Copy each record exactly as it reads, leaving out any pictures it holds.
****************
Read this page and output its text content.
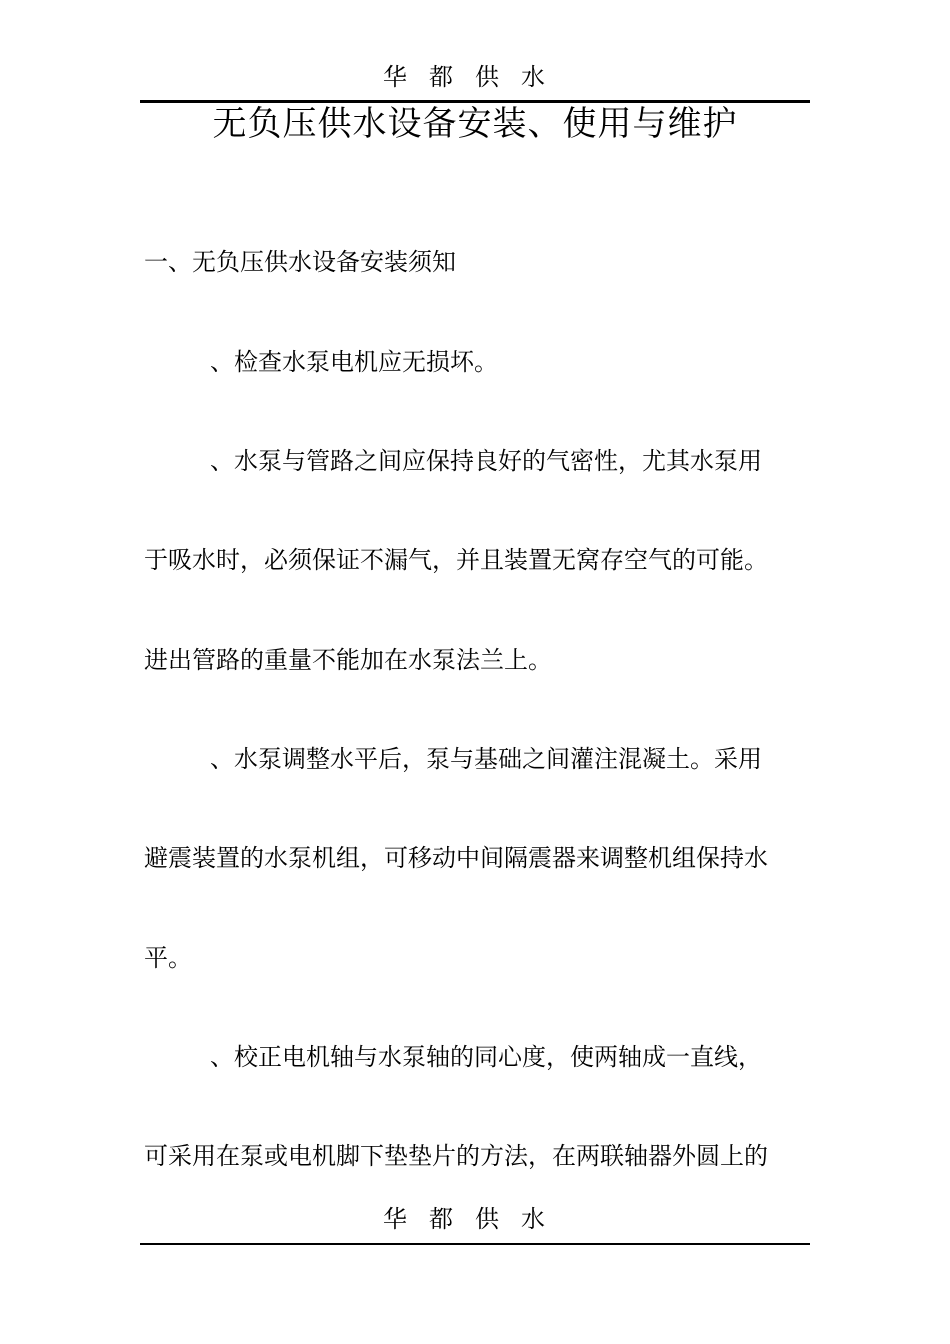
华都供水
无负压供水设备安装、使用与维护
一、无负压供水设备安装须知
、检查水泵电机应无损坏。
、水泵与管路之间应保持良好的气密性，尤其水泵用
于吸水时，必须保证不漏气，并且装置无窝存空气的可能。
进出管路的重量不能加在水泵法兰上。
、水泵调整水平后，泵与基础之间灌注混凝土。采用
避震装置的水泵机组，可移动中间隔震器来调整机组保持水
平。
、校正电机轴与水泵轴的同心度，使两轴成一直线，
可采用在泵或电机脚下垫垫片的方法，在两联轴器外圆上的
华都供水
****************
• [Answer to this exercise]:
Read this page and output its text content.
华都供水
无负压供水设备安装、使用与维护
一、无负压供水设备安装须知
、检查水泵电机应无损坏。
、水泵与管路之间应保持良好的气密性，尤其水泵用
于吸水时，必须保证不漏气，并且装置无窝存空气的可能。
进出管路的重量不能加在水泵法兰上。
、水泵调整水平后，泵与基础之间灌注混凝土。采用
避震装置的水泵机组，可移动中间隔震器来调整机组保持水
平。
、校正电机轴与水泵轴的同心度，使两轴成一直线，
可采用在泵或电机脚下垫垫片的方法，在两联轴器外圆上的
华都供水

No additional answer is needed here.